* DIRECTION:
Every line with the word "title" in it should be extracted from the data that follows.
--- Start TASK DATA ---
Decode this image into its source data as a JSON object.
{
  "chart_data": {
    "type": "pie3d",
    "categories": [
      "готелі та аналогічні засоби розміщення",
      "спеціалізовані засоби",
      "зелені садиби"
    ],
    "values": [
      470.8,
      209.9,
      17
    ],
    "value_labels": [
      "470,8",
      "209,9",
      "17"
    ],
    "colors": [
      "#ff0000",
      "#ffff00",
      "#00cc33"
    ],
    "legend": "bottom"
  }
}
--- End TASK DATA ---
--- Start TASK DATA ---
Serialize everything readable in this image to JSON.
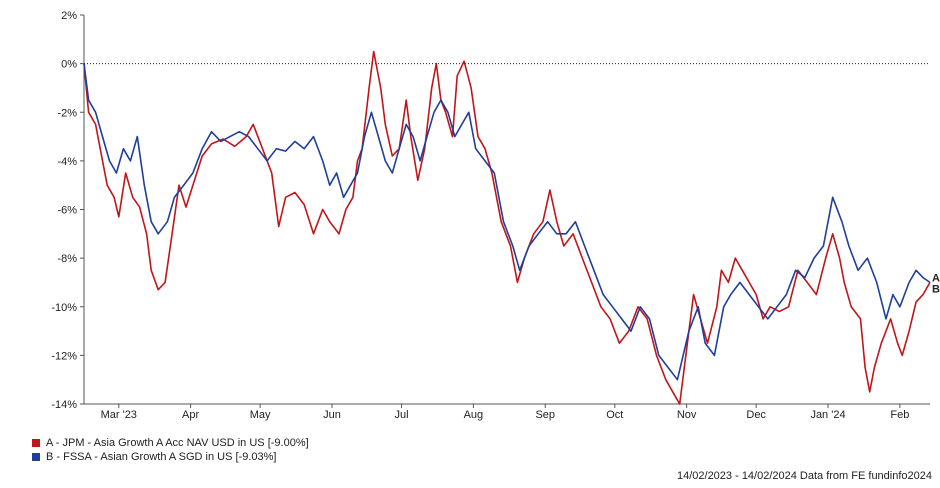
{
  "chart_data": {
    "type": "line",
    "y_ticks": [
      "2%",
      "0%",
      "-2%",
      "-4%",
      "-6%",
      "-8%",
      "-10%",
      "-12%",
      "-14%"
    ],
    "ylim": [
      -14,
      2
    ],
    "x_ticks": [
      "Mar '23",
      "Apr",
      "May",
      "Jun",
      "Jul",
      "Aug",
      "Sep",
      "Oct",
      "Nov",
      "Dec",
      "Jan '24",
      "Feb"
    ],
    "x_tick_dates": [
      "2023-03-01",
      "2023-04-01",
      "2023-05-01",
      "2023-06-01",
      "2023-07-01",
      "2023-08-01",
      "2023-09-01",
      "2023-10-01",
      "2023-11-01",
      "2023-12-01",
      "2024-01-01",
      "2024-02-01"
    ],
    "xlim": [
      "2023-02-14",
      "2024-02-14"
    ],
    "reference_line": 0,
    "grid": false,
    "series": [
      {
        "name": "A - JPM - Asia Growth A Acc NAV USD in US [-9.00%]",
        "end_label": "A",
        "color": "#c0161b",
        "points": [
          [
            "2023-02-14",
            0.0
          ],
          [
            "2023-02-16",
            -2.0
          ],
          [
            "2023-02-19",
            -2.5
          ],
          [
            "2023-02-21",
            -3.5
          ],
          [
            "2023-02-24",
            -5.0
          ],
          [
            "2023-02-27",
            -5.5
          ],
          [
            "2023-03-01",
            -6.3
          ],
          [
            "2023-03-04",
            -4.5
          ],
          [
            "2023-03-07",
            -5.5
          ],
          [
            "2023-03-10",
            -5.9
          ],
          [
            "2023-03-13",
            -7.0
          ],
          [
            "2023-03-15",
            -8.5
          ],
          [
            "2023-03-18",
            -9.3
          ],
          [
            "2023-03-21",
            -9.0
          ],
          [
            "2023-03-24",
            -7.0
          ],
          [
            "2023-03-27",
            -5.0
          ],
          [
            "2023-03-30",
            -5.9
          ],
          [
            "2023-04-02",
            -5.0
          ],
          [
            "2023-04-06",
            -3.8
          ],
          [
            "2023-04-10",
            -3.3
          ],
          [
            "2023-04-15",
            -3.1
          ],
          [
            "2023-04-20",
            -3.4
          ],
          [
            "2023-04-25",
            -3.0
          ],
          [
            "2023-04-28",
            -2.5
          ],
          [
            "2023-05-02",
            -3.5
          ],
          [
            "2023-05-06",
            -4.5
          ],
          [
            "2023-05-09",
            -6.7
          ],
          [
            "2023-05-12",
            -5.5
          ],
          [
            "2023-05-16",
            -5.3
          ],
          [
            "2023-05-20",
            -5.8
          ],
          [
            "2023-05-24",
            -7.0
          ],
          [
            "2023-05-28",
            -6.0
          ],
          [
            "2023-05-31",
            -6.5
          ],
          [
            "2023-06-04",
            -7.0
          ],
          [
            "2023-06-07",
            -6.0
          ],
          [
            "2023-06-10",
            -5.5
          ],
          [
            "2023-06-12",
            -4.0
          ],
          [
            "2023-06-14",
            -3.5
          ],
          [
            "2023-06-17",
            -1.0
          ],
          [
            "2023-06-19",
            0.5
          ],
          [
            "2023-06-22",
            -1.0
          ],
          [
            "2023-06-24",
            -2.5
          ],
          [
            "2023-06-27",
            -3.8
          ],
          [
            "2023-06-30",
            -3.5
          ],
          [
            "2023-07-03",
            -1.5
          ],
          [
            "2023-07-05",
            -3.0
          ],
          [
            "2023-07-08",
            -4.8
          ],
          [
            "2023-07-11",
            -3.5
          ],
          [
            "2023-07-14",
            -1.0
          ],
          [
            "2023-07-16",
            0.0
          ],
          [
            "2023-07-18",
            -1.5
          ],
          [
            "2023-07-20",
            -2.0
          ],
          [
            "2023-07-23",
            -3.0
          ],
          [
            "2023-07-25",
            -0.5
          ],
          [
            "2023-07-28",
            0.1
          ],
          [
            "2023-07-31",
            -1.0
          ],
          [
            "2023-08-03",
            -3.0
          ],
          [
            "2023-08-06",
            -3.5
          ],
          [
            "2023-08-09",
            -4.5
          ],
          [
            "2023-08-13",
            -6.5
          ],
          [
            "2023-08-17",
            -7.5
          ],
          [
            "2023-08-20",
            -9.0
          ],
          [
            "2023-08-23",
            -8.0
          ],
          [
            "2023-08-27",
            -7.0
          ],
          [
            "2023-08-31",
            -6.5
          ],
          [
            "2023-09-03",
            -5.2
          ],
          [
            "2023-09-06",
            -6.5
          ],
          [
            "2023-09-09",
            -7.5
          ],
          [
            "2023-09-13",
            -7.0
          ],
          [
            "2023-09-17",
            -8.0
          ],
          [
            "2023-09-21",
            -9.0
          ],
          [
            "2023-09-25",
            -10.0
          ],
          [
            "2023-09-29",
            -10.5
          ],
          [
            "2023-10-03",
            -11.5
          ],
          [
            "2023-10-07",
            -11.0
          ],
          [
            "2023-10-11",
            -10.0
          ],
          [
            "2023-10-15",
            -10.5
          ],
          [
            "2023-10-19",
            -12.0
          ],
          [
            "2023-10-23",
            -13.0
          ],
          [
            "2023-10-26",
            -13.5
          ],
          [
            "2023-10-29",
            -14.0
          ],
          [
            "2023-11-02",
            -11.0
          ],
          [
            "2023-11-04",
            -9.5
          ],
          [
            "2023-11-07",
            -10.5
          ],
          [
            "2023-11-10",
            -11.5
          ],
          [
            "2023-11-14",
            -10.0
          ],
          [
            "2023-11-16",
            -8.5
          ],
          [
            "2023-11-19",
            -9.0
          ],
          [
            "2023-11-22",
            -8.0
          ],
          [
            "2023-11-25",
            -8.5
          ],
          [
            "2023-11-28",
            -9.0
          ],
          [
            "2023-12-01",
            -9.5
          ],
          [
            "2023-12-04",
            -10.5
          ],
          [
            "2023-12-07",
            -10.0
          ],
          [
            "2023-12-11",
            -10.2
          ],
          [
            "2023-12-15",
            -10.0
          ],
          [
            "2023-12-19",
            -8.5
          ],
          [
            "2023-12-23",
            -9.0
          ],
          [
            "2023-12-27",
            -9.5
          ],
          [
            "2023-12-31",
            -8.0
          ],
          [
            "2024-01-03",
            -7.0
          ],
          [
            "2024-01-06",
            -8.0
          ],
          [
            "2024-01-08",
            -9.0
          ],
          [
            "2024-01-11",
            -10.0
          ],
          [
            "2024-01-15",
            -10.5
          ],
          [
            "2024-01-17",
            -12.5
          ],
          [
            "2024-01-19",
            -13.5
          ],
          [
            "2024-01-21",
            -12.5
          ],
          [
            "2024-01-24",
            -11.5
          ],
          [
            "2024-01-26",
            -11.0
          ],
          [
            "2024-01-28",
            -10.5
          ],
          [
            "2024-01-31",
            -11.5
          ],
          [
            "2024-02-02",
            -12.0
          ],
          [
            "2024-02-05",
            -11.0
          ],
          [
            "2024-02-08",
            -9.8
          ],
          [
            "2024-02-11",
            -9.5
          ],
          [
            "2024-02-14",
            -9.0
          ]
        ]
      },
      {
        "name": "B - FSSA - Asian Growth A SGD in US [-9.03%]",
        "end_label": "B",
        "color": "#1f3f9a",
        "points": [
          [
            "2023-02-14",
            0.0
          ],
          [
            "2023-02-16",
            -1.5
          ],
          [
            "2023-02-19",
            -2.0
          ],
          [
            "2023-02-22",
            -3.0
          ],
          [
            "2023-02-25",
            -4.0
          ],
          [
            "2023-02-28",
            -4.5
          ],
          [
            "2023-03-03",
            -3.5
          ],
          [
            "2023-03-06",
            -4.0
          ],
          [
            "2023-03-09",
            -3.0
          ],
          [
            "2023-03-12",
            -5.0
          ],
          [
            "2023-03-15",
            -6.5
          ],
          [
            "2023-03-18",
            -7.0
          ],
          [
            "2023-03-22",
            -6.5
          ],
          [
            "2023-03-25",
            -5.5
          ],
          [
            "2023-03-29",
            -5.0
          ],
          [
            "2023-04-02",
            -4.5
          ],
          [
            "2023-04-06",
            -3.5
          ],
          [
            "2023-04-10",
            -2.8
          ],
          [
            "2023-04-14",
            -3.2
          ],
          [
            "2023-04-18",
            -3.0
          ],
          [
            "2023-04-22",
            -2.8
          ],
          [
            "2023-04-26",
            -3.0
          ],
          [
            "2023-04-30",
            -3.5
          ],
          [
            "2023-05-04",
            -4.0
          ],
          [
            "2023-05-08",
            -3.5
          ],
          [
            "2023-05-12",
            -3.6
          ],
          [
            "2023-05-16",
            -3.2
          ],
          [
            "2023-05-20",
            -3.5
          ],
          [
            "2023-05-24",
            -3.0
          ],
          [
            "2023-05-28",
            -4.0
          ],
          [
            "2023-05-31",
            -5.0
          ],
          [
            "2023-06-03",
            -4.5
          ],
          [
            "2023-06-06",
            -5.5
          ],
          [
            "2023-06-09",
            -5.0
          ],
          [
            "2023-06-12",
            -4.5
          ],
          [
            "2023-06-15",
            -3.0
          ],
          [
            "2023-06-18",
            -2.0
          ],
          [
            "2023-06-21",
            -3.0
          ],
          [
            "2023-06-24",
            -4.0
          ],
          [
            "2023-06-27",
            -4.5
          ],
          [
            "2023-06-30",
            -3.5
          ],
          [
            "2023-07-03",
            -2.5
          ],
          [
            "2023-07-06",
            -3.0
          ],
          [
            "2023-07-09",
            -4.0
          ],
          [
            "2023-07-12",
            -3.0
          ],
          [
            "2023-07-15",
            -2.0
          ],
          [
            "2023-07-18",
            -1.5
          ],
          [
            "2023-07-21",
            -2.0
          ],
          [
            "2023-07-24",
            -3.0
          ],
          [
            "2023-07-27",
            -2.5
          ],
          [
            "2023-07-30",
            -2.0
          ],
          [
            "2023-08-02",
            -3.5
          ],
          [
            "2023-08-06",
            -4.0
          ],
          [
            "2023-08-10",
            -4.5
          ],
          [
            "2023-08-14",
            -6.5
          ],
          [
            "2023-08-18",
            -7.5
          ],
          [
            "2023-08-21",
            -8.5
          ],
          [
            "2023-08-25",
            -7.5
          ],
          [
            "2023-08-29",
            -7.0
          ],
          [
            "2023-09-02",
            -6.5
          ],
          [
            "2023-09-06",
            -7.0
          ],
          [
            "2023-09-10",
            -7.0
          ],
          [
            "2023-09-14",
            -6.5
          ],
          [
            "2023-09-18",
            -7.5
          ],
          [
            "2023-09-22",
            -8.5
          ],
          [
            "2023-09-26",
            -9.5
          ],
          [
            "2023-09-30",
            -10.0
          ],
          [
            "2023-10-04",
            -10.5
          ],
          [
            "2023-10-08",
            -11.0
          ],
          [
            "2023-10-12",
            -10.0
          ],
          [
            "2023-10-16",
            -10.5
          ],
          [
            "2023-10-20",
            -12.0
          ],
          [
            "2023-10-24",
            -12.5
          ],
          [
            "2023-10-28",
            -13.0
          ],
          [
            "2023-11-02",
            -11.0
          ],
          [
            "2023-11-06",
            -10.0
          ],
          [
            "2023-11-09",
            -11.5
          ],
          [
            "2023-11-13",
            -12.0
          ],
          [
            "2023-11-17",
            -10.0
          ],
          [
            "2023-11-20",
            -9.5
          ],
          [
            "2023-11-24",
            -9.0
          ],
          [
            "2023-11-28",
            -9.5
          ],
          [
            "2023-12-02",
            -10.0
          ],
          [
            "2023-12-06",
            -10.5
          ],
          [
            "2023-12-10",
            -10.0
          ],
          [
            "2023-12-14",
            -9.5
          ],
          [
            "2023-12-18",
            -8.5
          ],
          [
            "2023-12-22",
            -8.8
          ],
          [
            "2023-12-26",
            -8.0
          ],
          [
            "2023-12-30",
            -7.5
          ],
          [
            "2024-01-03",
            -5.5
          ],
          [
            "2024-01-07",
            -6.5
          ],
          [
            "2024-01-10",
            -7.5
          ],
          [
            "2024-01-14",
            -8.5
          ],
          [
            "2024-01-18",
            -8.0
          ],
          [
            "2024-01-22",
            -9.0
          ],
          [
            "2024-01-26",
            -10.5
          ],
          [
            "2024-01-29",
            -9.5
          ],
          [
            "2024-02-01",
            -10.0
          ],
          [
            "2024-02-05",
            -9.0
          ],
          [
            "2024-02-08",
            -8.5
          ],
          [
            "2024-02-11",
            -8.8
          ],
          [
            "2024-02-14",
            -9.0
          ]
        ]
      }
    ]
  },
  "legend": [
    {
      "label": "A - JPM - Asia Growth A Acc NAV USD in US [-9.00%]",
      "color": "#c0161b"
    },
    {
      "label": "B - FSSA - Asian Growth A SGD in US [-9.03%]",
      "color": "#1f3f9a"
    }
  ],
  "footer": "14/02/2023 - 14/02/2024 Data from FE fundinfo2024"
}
--- End TASK DATA ---
--- Start TASK DATA ---
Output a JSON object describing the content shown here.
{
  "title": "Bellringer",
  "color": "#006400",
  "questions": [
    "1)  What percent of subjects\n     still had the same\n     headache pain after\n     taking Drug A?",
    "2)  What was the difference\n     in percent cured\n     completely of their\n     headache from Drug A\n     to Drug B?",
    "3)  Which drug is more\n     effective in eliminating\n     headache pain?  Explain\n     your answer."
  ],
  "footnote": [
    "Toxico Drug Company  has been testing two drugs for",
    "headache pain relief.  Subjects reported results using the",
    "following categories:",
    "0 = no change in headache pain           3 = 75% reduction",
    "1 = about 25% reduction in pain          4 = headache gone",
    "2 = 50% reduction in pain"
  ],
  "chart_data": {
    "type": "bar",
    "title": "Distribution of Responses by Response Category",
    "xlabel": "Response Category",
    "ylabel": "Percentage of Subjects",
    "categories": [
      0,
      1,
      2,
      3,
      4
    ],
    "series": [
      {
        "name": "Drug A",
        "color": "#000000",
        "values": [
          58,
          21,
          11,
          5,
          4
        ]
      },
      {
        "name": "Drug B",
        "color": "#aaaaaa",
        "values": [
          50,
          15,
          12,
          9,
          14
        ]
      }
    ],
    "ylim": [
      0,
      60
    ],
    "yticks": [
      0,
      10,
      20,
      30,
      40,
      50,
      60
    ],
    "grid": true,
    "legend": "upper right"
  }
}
--- End TASK DATA ---
* THE ANSWER:
  "title": "Bellringer",
    "title": "Distribution of Responses by Response Category",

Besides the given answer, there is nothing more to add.